— Begin Exercise materials —

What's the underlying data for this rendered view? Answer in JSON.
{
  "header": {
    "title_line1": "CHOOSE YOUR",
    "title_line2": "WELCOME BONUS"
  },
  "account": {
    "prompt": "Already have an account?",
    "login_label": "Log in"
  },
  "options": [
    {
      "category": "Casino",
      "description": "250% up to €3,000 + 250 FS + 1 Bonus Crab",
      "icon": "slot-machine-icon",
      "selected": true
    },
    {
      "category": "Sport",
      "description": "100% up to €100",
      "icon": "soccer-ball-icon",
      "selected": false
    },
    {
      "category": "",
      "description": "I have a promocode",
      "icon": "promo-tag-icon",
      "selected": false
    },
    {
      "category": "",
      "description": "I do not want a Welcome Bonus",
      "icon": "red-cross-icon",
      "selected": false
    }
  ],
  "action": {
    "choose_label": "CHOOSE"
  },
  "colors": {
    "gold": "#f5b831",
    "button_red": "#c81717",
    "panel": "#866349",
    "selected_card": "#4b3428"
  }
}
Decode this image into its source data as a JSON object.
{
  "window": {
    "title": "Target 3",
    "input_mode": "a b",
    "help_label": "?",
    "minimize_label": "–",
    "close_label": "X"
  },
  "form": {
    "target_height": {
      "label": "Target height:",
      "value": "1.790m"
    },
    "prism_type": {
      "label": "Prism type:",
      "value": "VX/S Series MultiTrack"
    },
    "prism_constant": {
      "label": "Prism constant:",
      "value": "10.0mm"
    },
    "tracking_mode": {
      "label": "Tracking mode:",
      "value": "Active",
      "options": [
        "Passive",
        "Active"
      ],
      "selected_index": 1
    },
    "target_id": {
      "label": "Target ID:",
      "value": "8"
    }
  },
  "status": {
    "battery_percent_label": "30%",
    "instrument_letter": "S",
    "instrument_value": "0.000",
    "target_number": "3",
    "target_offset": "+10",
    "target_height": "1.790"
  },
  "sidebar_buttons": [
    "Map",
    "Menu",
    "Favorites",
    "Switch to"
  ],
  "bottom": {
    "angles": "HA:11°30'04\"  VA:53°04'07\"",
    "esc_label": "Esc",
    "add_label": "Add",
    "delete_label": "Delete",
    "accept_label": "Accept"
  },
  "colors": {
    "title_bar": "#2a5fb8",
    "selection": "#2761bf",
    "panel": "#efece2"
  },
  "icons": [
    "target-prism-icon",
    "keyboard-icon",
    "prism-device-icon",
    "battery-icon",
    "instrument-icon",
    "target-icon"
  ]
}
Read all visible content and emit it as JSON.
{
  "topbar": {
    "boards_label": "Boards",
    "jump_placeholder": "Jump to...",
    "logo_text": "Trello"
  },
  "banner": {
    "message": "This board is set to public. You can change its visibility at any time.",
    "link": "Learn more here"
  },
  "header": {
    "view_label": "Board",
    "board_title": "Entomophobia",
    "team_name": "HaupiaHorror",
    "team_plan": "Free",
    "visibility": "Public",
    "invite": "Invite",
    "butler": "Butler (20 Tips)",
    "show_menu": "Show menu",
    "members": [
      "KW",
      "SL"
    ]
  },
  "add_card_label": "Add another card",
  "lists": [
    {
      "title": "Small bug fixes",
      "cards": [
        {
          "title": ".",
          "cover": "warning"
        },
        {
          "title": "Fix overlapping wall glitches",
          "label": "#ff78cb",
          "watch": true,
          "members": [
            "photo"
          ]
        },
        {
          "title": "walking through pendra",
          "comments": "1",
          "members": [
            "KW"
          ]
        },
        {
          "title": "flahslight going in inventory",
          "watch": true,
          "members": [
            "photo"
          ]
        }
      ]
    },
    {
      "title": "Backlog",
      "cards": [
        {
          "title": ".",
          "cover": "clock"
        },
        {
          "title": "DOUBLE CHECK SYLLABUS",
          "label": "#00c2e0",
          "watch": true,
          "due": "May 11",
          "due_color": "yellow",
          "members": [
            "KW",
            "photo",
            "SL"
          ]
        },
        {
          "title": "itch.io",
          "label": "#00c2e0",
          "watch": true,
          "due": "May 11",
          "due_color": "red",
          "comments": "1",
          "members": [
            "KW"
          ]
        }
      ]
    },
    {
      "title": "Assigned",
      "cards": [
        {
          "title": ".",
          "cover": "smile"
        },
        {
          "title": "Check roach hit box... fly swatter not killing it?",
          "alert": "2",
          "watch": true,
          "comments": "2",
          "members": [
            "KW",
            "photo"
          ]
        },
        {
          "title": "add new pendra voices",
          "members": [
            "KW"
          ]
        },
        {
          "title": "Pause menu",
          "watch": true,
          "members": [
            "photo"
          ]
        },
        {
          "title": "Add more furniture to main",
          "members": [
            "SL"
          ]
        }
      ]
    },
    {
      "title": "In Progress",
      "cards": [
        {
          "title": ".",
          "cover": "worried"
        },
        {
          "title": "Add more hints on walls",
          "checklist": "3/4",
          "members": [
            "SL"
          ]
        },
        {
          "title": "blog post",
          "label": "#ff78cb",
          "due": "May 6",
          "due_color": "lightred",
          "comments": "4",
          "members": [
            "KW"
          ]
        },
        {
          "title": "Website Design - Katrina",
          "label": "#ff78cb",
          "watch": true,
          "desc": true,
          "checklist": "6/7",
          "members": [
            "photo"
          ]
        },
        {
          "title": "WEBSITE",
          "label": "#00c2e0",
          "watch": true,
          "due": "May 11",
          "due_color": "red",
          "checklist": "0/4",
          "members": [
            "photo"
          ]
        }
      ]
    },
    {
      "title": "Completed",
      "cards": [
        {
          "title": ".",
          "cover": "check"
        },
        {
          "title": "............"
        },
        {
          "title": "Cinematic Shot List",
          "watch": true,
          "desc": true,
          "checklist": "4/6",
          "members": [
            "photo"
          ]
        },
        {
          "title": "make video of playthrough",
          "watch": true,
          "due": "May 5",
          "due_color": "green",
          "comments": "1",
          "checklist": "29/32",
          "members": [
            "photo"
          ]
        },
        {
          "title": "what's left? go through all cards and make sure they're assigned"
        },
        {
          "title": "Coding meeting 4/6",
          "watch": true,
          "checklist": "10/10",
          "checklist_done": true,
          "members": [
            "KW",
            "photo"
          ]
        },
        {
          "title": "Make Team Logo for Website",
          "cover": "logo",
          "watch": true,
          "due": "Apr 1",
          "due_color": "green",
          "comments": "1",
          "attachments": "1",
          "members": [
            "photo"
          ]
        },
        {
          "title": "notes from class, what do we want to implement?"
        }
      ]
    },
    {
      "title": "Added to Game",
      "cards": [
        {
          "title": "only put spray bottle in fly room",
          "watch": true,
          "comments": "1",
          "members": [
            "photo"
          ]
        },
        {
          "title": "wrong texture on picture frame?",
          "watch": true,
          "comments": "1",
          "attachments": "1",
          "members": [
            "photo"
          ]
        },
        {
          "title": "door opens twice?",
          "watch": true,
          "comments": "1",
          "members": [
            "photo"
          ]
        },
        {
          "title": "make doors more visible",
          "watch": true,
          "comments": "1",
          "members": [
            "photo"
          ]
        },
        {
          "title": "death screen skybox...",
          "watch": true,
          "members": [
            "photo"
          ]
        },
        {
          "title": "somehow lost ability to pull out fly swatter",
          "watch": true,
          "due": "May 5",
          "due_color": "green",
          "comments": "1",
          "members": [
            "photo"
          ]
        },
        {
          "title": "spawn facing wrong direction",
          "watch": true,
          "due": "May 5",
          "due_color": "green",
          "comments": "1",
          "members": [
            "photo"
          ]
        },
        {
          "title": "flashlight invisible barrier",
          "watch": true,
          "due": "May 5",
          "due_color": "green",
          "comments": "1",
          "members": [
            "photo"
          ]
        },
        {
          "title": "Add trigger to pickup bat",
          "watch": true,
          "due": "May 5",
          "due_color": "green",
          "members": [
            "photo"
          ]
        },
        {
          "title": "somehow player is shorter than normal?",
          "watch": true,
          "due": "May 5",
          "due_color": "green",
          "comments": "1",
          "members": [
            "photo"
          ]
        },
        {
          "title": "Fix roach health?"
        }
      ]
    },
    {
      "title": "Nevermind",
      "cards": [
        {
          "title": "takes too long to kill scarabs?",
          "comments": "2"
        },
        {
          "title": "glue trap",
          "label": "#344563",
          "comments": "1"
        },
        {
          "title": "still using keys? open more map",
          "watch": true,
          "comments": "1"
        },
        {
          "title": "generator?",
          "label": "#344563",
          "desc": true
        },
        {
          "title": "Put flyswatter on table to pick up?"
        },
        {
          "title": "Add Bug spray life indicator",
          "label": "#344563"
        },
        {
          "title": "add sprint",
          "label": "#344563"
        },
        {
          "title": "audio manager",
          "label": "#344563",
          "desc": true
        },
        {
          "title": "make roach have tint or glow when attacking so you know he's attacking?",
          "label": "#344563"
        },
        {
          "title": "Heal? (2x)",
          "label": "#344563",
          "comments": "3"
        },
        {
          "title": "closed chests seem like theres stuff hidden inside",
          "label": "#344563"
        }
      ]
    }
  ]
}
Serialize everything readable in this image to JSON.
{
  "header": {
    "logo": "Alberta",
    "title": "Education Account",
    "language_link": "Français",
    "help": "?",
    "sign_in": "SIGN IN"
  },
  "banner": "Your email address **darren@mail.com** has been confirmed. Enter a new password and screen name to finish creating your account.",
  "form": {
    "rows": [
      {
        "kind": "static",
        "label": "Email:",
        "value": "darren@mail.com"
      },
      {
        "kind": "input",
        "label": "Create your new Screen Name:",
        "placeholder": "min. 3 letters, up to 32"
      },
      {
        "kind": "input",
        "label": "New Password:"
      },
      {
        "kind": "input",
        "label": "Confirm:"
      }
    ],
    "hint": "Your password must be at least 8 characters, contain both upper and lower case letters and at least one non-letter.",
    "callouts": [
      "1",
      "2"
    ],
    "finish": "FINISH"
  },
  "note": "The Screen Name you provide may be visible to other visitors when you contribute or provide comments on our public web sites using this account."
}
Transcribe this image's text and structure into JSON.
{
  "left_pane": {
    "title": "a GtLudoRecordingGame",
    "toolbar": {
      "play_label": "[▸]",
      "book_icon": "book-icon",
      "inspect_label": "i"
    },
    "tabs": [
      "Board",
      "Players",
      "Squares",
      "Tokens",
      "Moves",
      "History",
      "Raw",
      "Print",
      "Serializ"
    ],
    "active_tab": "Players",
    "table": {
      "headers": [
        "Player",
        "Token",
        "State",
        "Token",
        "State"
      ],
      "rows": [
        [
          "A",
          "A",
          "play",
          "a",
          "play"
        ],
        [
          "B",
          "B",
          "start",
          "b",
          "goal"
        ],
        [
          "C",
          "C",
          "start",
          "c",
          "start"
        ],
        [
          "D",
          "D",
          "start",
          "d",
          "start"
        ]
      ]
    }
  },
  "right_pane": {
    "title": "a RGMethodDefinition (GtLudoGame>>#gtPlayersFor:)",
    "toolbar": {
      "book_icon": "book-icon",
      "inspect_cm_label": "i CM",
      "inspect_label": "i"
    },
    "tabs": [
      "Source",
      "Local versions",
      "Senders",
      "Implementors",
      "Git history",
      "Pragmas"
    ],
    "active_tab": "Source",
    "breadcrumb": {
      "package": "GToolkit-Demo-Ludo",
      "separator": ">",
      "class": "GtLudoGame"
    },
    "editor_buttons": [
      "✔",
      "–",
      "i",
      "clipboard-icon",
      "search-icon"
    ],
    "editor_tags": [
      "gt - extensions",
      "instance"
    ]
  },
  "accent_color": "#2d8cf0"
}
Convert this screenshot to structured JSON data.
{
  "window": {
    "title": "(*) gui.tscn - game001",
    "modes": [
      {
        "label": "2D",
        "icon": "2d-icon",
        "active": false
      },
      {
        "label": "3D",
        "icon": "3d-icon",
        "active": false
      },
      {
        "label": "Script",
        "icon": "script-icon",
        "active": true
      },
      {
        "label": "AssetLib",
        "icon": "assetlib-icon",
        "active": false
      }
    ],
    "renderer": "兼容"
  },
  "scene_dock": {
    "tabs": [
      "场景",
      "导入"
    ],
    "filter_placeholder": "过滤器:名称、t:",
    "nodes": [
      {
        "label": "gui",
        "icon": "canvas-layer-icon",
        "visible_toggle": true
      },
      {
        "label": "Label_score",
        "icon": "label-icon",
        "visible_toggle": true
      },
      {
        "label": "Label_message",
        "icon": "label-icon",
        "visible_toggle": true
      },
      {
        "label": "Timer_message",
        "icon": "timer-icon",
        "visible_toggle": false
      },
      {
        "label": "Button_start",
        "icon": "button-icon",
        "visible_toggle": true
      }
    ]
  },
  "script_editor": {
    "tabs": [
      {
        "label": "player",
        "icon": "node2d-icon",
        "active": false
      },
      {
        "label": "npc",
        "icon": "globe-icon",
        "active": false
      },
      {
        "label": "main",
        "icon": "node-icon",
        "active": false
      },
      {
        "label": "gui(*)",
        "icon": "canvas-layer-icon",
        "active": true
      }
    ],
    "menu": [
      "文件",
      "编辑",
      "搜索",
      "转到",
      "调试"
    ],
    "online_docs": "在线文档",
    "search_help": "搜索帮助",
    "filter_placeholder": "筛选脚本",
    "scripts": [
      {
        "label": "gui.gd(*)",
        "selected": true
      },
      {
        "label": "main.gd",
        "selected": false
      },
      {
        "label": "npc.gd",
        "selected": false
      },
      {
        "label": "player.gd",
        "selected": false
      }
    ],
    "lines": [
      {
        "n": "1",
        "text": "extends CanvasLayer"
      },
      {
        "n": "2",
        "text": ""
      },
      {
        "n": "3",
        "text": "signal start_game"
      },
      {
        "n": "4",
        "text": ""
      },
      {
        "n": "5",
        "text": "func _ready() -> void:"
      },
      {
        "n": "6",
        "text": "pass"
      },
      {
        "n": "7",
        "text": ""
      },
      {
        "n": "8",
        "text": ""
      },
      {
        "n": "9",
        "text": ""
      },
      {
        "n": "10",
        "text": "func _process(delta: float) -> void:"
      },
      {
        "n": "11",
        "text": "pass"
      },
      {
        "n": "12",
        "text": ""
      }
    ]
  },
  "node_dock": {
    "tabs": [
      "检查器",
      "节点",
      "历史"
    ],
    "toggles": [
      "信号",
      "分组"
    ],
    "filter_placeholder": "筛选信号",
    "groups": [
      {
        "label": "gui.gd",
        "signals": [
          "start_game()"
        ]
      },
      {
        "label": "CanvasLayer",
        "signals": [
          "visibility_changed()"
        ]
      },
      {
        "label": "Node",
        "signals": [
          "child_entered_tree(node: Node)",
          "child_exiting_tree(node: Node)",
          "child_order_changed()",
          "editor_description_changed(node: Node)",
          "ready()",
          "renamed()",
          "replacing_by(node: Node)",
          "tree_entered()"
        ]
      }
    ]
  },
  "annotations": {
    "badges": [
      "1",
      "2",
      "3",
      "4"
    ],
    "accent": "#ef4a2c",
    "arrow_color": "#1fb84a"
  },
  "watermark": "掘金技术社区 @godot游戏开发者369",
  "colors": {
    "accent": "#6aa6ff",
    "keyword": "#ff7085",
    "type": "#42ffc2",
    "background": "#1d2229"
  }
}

— End Exercise materials —

> To be done
Go through the records above, find every line with the word "main", and list those lines.

> Written answer
          "title": "Add more furniture to main",
        "label": "main",
        "label": "main.gd",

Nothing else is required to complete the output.